● **Required task**
The listing below must be repeated word for word, with its images excluded.

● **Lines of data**
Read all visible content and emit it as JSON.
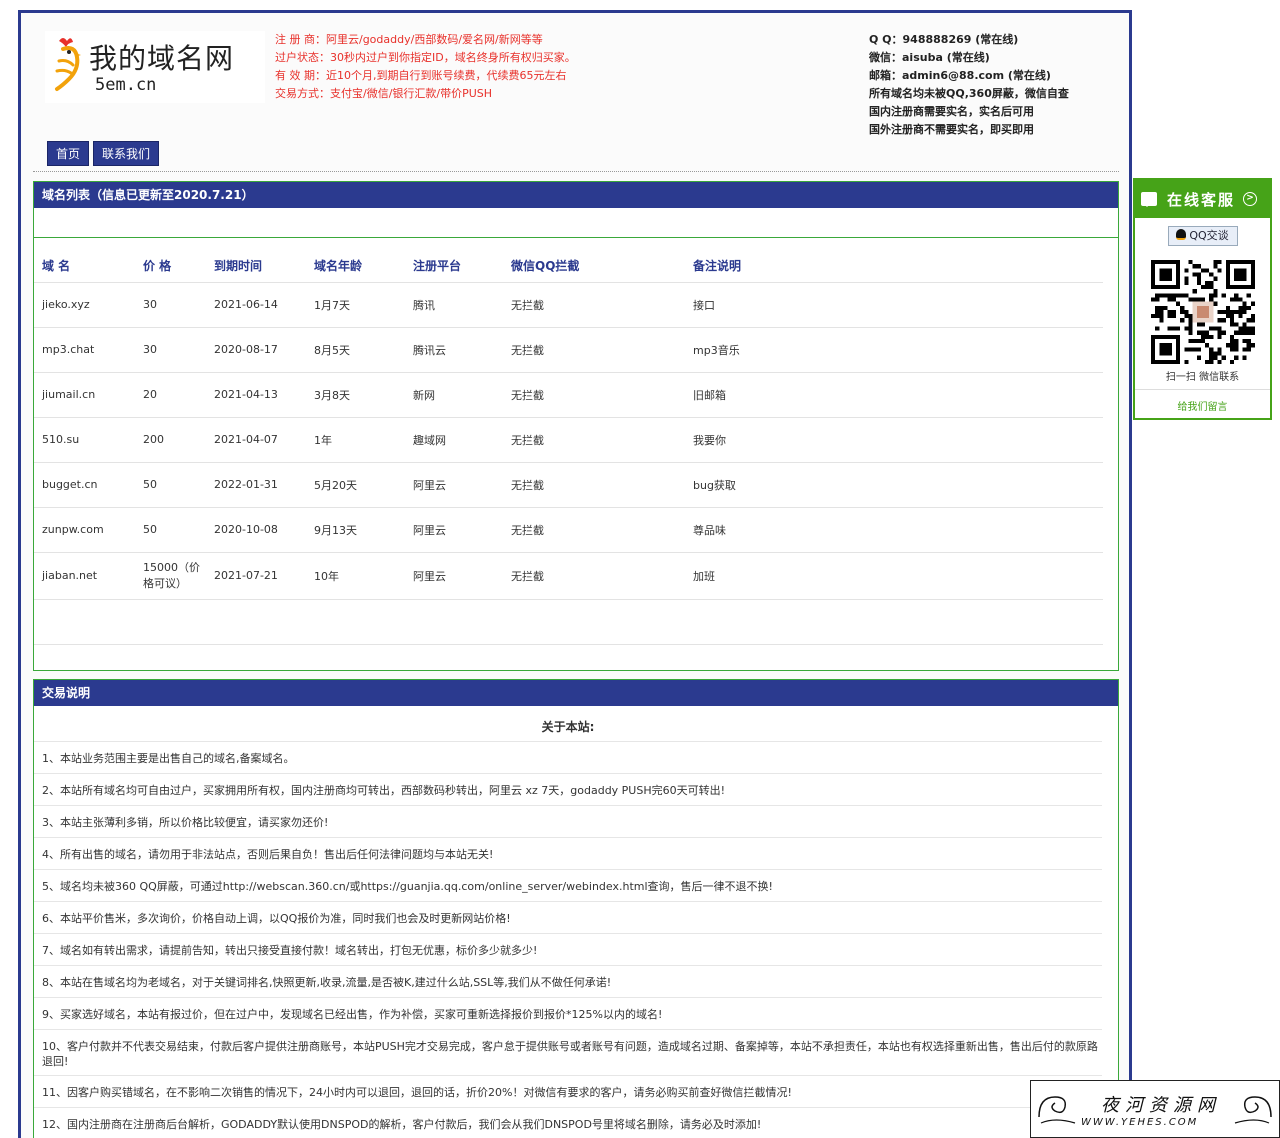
{
  "header": {
    "logo_title": "我的域名网",
    "logo_sub": "5em.cn",
    "notice_lines": [
      "注 册 商：阿里云/godaddy/西部数码/爱名网/新网等等",
      "过户状态：30秒内过户到你指定ID，域名终身所有权归买家。",
      "有 效 期：近10个月,到期自行到账号续费，代续费65元左右",
      "交易方式：支付宝/微信/银行汇款/带价PUSH"
    ],
    "contact_lines": [
      "Q Q：948888269 (常在线)",
      "微信：aisuba (常在线)",
      "邮箱：admin6@88.com (常在线)",
      "所有域名均未被QQ,360屏蔽，微信自查",
      "国内注册商需要实名，实名后可用",
      "国外注册商不需要实名，即买即用"
    ]
  },
  "nav": {
    "home": "首页",
    "contact": "联系我们"
  },
  "domain_panel": {
    "title": "域名列表（信息已更新至2020.7.21）",
    "columns": [
      "域 名",
      "价 格",
      "到期时间",
      "域名年龄",
      "注册平台",
      "微信QQ拦截",
      "备注说明"
    ],
    "rows": [
      [
        "jieko.xyz",
        "30",
        "2021-06-14",
        "1月7天",
        "腾讯",
        "无拦截",
        "接口"
      ],
      [
        "mp3.chat",
        "30",
        "2020-08-17",
        "8月5天",
        "腾讯云",
        "无拦截",
        "mp3音乐"
      ],
      [
        "jiumail.cn",
        "20",
        "2021-04-13",
        "3月8天",
        "新网",
        "无拦截",
        "旧邮箱"
      ],
      [
        "510.su",
        "200",
        "2021-04-07",
        "1年",
        "趣域网",
        "无拦截",
        "我要你"
      ],
      [
        "bugget.cn",
        "50",
        "2022-01-31",
        "5月20天",
        "阿里云",
        "无拦截",
        "bug获取"
      ],
      [
        "zunpw.com",
        "50",
        "2020-10-08",
        "9月13天",
        "阿里云",
        "无拦截",
        "尊品味"
      ],
      [
        "jiaban.net",
        "15000（价格可议）",
        "2021-07-21",
        "10年",
        "阿里云",
        "无拦截",
        "加班"
      ]
    ]
  },
  "trade_panel": {
    "title": "交易说明",
    "subtitle": "关于本站:",
    "items": [
      "1、本站业务范围主要是出售自己的域名,备案域名。",
      "2、本站所有域名均可自由过户，买家拥用所有权，国内注册商均可转出，西部数码秒转出，阿里云 xz 7天，godaddy PUSH完60天可转出!",
      "3、本站主张薄利多销，所以价格比较便宜，请买家勿还价!",
      "4、所有出售的域名，请勿用于非法站点，否则后果自负！售出后任何法律问题均与本站无关!",
      "5、域名均未被360 QQ屏蔽，可通过http://webscan.360.cn/或https://guanjia.qq.com/online_server/webindex.html查询，售后一律不退不换!",
      "6、本站平价售米，多次询价，价格自动上调，以QQ报价为准，同时我们也会及时更新网站价格!",
      "7、域名如有转出需求，请提前告知，转出只接受直接付款！域名转出，打包无优惠，标价多少就多少!",
      "8、本站在售域名均为老域名，对于关键词排名,快照更新,收录,流量,是否被K,建过什么站,SSL等,我们从不做任何承诺!",
      "9、买家选好域名，本站有报过价，但在过户中，发现域名已经出售，作为补偿，买家可重新选择报价到报价*125%以内的域名!",
      "10、客户付款并不代表交易结束，付款后客户提供注册商账号，本站PUSH完才交易完成，客户怠于提供账号或者账号有问题，造成域名过期、备案掉等，本站不承担责任，本站也有权选择重新出售，售出后付的款原路退回!",
      "11、因客户购买错域名，在不影响二次销售的情况下，24小时内可以退回，退回的话，折价20%！对微信有要求的客户，请务必购买前查好微信拦截情况!",
      "12、国内注册商在注册商后台解析，GODADDY默认使用DNSPOD的解析，客户付款后，我们会从我们DNSPOD号里将域名删除，请务必及时添加!"
    ]
  },
  "service": {
    "title": "在线客服",
    "qq_button": "QQ交谈",
    "qr_caption": "扫一扫 微信联系",
    "leave_message": "给我们留言",
    "accent": "#46a318"
  },
  "watermark": {
    "title": "夜河资源网",
    "url": "WWW.YEHES.COM"
  },
  "colors": {
    "navy": "#2b3a8f",
    "notice_red": "#e8312b",
    "panel_green": "#3aa83a"
  }
}
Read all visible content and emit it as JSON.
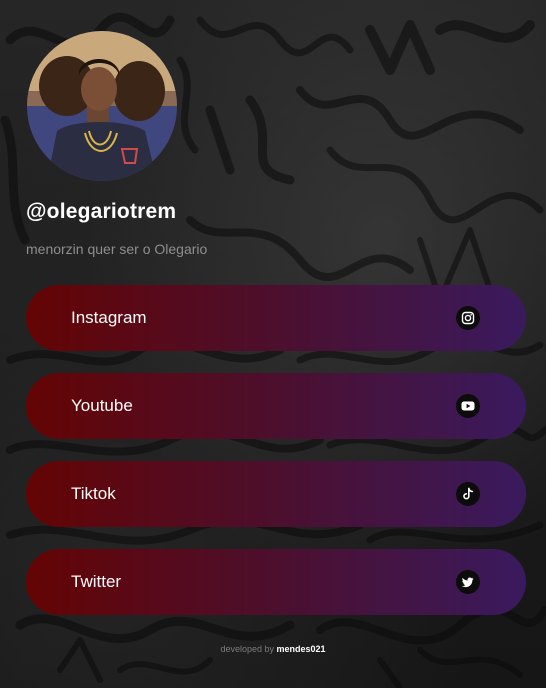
{
  "profile": {
    "username": "@olegariotrem",
    "bio": "menorzin quer ser o Olegario"
  },
  "links": [
    {
      "label": "Instagram",
      "icon": "instagram-icon"
    },
    {
      "label": "Youtube",
      "icon": "youtube-icon"
    },
    {
      "label": "Tiktok",
      "icon": "tiktok-icon"
    },
    {
      "label": "Twitter",
      "icon": "twitter-icon"
    }
  ],
  "footer": {
    "prefix": "developed by",
    "author": "mendes021"
  },
  "colors": {
    "button_gradient_start": "#640404",
    "button_gradient_end": "#3a1a5e",
    "background": "#1b1b1b",
    "text": "#ffffff",
    "muted_text": "#8e8e8e"
  }
}
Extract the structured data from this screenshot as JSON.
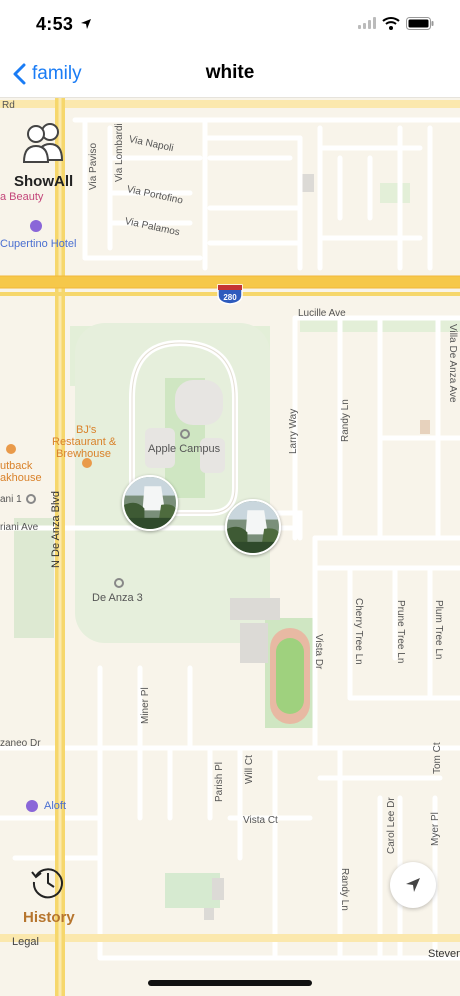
{
  "status_bar": {
    "time": "4:53"
  },
  "nav": {
    "back_label": "family",
    "title": "white"
  },
  "map": {
    "roads": {
      "rd_top": "Rd",
      "via_paviso": "Via Paviso",
      "via_lombardi": "Via Lombardi",
      "via_napoli": "Via Napoli",
      "via_portofino": "Via Portofino",
      "via_palamos": "Via Palamos",
      "interstate": "280",
      "lucille_ave": "Lucille Ave",
      "villa_de_anza_ave": "Villa De Anza Ave",
      "larry_way": "Larry Way",
      "randy_ln_top": "Randy Ln",
      "n_de_anza_blvd": "N De Anza Blvd",
      "riani_ave": "riani Ave",
      "cherry_tree_ln": "Cherry Tree Ln",
      "prune_tree_ln": "Prune Tree Ln",
      "plum_tree_ln": "Plum Tree Ln",
      "vista_dr": "Vista Dr",
      "miner_pl": "Miner Pl",
      "zaneo_dr": "zaneo Dr",
      "parish_pl": "Parish Pl",
      "will_ct": "Will Ct",
      "vista_ct": "Vista Ct",
      "tom_ct": "Tom Ct",
      "carol_lee_dr": "Carol Lee Dr",
      "myer_pl": "Myer Pl",
      "randy_ln_bottom": "Randy Ln",
      "stevens": "Steven"
    },
    "places": {
      "beauty": "a Beauty",
      "cupertino_hotel": "Cupertino Hotel",
      "bjs_line1": "BJ's",
      "bjs_line2": "Restaurant &",
      "bjs_line3": "Brewhouse",
      "outback_line1": "utback",
      "outback_line2": "akhouse",
      "apple_campus": "Apple Campus",
      "anza_1": "ani 1",
      "de_anza_3": "De Anza 3",
      "aloft": "Aloft"
    }
  },
  "controls": {
    "showall_label": "ShowAll",
    "history_label": "History",
    "legal_label": "Legal"
  },
  "colors": {
    "accent": "#1a7cf5",
    "history": "#b6752e",
    "freeway": "#f6c84a",
    "park": "#d6ead0"
  }
}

● **Result of this exercise**
Read all visible content and emit it as JSON.
{
  "header": {
    "logo_title": "我的域名网",
    "logo_sub": "5em.cn",
    "notice_lines": [
      "注 册 商：阿里云/godaddy/西部数码/爱名网/新网等等",
      "过户状态：30秒内过户到你指定ID，域名终身所有权归买家。",
      "有 效 期：近10个月,到期自行到账号续费，代续费65元左右",
      "交易方式：支付宝/微信/银行汇款/带价PUSH"
    ],
    "contact_lines": [
      "Q Q：948888269 (常在线)",
      "微信：aisuba (常在线)",
      "邮箱：admin6@88.com (常在线)",
      "所有域名均未被QQ,360屏蔽，微信自查",
      "国内注册商需要实名，实名后可用",
      "国外注册商不需要实名，即买即用"
    ]
  },
  "nav": {
    "home": "首页",
    "contact": "联系我们"
  },
  "domain_panel": {
    "title": "域名列表（信息已更新至2020.7.21）",
    "columns": [
      "域 名",
      "价 格",
      "到期时间",
      "域名年龄",
      "注册平台",
      "微信QQ拦截",
      "备注说明"
    ],
    "rows": [
      [
        "jieko.xyz",
        "30",
        "2021-06-14",
        "1月7天",
        "腾讯",
        "无拦截",
        "接口"
      ],
      [
        "mp3.chat",
        "30",
        "2020-08-17",
        "8月5天",
        "腾讯云",
        "无拦截",
        "mp3音乐"
      ],
      [
        "jiumail.cn",
        "20",
        "2021-04-13",
        "3月8天",
        "新网",
        "无拦截",
        "旧邮箱"
      ],
      [
        "510.su",
        "200",
        "2021-04-07",
        "1年",
        "趣域网",
        "无拦截",
        "我要你"
      ],
      [
        "bugget.cn",
        "50",
        "2022-01-31",
        "5月20天",
        "阿里云",
        "无拦截",
        "bug获取"
      ],
      [
        "zunpw.com",
        "50",
        "2020-10-08",
        "9月13天",
        "阿里云",
        "无拦截",
        "尊品味"
      ],
      [
        "jiaban.net",
        "15000（价格可议）",
        "2021-07-21",
        "10年",
        "阿里云",
        "无拦截",
        "加班"
      ]
    ]
  },
  "trade_panel": {
    "title": "交易说明",
    "subtitle": "关于本站:",
    "items": [
      "1、本站业务范围主要是出售自己的域名,备案域名。",
      "2、本站所有域名均可自由过户，买家拥用所有权，国内注册商均可转出，西部数码秒转出，阿里云 xz 7天，godaddy PUSH完60天可转出!",
      "3、本站主张薄利多销，所以价格比较便宜，请买家勿还价!",
      "4、所有出售的域名，请勿用于非法站点，否则后果自负！售出后任何法律问题均与本站无关!",
      "5、域名均未被360 QQ屏蔽，可通过http://webscan.360.cn/或https://guanjia.qq.com/online_server/webindex.html查询，售后一律不退不换!",
      "6、本站平价售米，多次询价，价格自动上调，以QQ报价为准，同时我们也会及时更新网站价格!",
      "7、域名如有转出需求，请提前告知，转出只接受直接付款！域名转出，打包无优惠，标价多少就多少!",
      "8、本站在售域名均为老域名，对于关键词排名,快照更新,收录,流量,是否被K,建过什么站,SSL等,我们从不做任何承诺!",
      "9、买家选好域名，本站有报过价，但在过户中，发现域名已经出售，作为补偿，买家可重新选择报价到报价*125%以内的域名!",
      "10、客户付款并不代表交易结束，付款后客户提供注册商账号，本站PUSH完才交易完成，客户怠于提供账号或者账号有问题，造成域名过期、备案掉等，本站不承担责任，本站也有权选择重新出售，售出后付的款原路退回!",
      "11、因客户购买错域名，在不影响二次销售的情况下，24小时内可以退回，退回的话，折价20%！对微信有要求的客户，请务必购买前查好微信拦截情况!",
      "12、国内注册商在注册商后台解析，GODADDY默认使用DNSPOD的解析，客户付款后，我们会从我们DNSPOD号里将域名删除，请务必及时添加!"
    ]
  },
  "service": {
    "title": "在线客服",
    "qq_button": "QQ交谈",
    "qr_caption": "扫一扫 微信联系",
    "leave_message": "给我们留言",
    "accent": "#46a318"
  },
  "watermark": {
    "title": "夜河资源网",
    "url": "WWW.YEHES.COM"
  },
  "colors": {
    "navy": "#2b3a8f",
    "notice_red": "#e8312b",
    "panel_green": "#3aa83a"
  }
}
Read all visible content and emit it as JSON.
{
  "profile": {
    "username": "@olegariotrem",
    "bio": "menorzin quer ser o Olegario"
  },
  "links": [
    {
      "label": "Instagram",
      "icon": "instagram-icon"
    },
    {
      "label": "Youtube",
      "icon": "youtube-icon"
    },
    {
      "label": "Tiktok",
      "icon": "tiktok-icon"
    },
    {
      "label": "Twitter",
      "icon": "twitter-icon"
    }
  ],
  "footer": {
    "prefix": "developed by",
    "author": "mendes021"
  },
  "colors": {
    "button_gradient_start": "#640404",
    "button_gradient_end": "#3a1a5e",
    "background": "#1b1b1b",
    "text": "#ffffff",
    "muted_text": "#8e8e8e"
  }
}
Extract the structured data from this screenshot as JSON.
{
  "status_bar": {
    "time": "4:53"
  },
  "nav": {
    "back_label": "family",
    "title": "white"
  },
  "map": {
    "roads": {
      "rd_top": "Rd",
      "via_paviso": "Via Paviso",
      "via_lombardi": "Via Lombardi",
      "via_napoli": "Via Napoli",
      "via_portofino": "Via Portofino",
      "via_palamos": "Via Palamos",
      "interstate": "280",
      "lucille_ave": "Lucille Ave",
      "villa_de_anza_ave": "Villa De Anza Ave",
      "larry_way": "Larry Way",
      "randy_ln_top": "Randy Ln",
      "n_de_anza_blvd": "N De Anza Blvd",
      "riani_ave": "riani Ave",
      "cherry_tree_ln": "Cherry Tree Ln",
      "prune_tree_ln": "Prune Tree Ln",
      "plum_tree_ln": "Plum Tree Ln",
      "vista_dr": "Vista Dr",
      "miner_pl": "Miner Pl",
      "zaneo_dr": "zaneo Dr",
      "parish_pl": "Parish Pl",
      "will_ct": "Will Ct",
      "vista_ct": "Vista Ct",
      "tom_ct": "Tom Ct",
      "carol_lee_dr": "Carol Lee Dr",
      "myer_pl": "Myer Pl",
      "randy_ln_bottom": "Randy Ln",
      "stevens": "Steven"
    },
    "places": {
      "beauty": "a Beauty",
      "cupertino_hotel": "Cupertino Hotel",
      "bjs_line1": "BJ's",
      "bjs_line2": "Restaurant &",
      "bjs_line3": "Brewhouse",
      "outback_line1": "utback",
      "outback_line2": "akhouse",
      "apple_campus": "Apple Campus",
      "anza_1": "ani 1",
      "de_anza_3": "De Anza 3",
      "aloft": "Aloft"
    }
  },
  "controls": {
    "showall_label": "ShowAll",
    "history_label": "History",
    "legal_label": "Legal"
  },
  "colors": {
    "accent": "#1a7cf5",
    "history": "#b6752e",
    "freeway": "#f6c84a",
    "park": "#d6ead0"
  }
}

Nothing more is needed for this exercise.